▸ PROBLEM TO WORK ON:
Identify each line in the records below that contains the word "garden", and copy it.

### RECORD EXCERPTS ###

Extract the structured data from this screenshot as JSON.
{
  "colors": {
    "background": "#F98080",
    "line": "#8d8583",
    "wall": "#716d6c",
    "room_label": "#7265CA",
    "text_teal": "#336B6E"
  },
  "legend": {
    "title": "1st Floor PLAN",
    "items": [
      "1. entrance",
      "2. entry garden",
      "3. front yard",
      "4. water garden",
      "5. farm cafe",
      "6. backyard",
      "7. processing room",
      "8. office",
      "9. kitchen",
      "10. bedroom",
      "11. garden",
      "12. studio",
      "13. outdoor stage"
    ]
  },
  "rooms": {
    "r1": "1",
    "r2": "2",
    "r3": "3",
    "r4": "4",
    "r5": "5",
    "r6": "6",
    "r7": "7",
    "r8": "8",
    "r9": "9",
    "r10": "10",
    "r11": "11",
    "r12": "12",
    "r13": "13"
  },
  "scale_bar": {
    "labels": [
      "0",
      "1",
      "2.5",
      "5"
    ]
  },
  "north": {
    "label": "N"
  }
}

###

▸ OUTPUT OF THE TASK:
      "2. entry garden",
      "4. water garden",
      "11. garden",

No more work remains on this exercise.